■ Provided passage ■
++++++

Question 2: The Predator-Prey Equations.

In [51]:
# Question 2(a).
a,b,c,d = 1,1,1,1

def predprey(X, t):
    # X is an array with two elements. The function should return an array of the derivatives of these elements.
    x = X[0]; # rabbits
    y = X[1]; # foxes
    dxdt =  a*x - b*x*y
    dydt = -c*y + d*x*y
    return np.array([dxdt, dydt])

h = 0.1; tmax = 20.0; tmin = 0.0;
n = int((tmax-tmin)/h); ts = np.linspace(tmin, tmax, n+1);

ic = (1.0, 1.5)  # initial conditions: (rabbits, foxes).
Xs = odeint(predprey, ic, ts)
# Note that odeint returns a 2D array with 2 columns. 
# Rabbits in the first column, foxes in the second.

++++++

■ What you have to do ■
In the predator-prey code, what initial values are set for the rabbits and the foxes?

■ Dataset entries ■
++++++

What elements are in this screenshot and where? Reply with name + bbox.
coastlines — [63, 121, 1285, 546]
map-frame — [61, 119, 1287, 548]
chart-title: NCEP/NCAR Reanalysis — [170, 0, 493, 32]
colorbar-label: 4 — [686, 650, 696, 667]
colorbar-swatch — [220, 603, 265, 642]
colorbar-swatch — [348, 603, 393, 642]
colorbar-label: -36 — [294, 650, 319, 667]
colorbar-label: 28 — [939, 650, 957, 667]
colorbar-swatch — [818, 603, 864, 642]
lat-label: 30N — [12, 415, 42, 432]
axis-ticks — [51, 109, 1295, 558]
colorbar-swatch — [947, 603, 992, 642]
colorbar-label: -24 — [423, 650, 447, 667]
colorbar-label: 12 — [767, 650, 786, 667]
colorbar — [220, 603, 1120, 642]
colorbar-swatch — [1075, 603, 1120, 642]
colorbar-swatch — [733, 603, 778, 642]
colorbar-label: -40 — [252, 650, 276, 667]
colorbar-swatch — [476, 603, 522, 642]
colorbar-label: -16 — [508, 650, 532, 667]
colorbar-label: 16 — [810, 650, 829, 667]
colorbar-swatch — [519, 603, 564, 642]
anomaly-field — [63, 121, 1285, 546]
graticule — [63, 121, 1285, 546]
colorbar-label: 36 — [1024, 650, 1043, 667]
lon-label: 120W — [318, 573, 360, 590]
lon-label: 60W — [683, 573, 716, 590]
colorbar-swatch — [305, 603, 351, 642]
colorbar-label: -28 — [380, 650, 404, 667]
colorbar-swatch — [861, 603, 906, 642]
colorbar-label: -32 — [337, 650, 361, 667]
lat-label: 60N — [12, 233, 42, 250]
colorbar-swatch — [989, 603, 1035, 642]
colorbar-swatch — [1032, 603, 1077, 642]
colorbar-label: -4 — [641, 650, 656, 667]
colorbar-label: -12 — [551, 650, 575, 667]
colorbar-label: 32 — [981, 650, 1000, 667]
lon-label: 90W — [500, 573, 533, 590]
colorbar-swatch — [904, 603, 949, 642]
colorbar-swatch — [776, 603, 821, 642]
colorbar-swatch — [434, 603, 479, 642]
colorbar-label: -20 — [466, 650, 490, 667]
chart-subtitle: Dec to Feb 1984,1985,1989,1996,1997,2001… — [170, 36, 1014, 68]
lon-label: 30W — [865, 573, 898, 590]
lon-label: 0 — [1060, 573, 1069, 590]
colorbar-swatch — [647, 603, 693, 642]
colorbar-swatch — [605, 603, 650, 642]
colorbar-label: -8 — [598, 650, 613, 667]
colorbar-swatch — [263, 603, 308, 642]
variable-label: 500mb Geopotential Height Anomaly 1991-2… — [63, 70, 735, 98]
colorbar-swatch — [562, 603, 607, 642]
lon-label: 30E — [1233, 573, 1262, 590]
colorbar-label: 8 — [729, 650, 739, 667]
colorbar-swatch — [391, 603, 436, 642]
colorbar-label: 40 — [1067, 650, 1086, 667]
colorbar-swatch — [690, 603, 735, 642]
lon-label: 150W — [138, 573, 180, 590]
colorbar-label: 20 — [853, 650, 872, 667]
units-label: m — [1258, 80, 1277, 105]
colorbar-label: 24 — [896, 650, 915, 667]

++++++

■ Solution for this task ■
The rabbits start at 1.0 and the foxes at 1.5.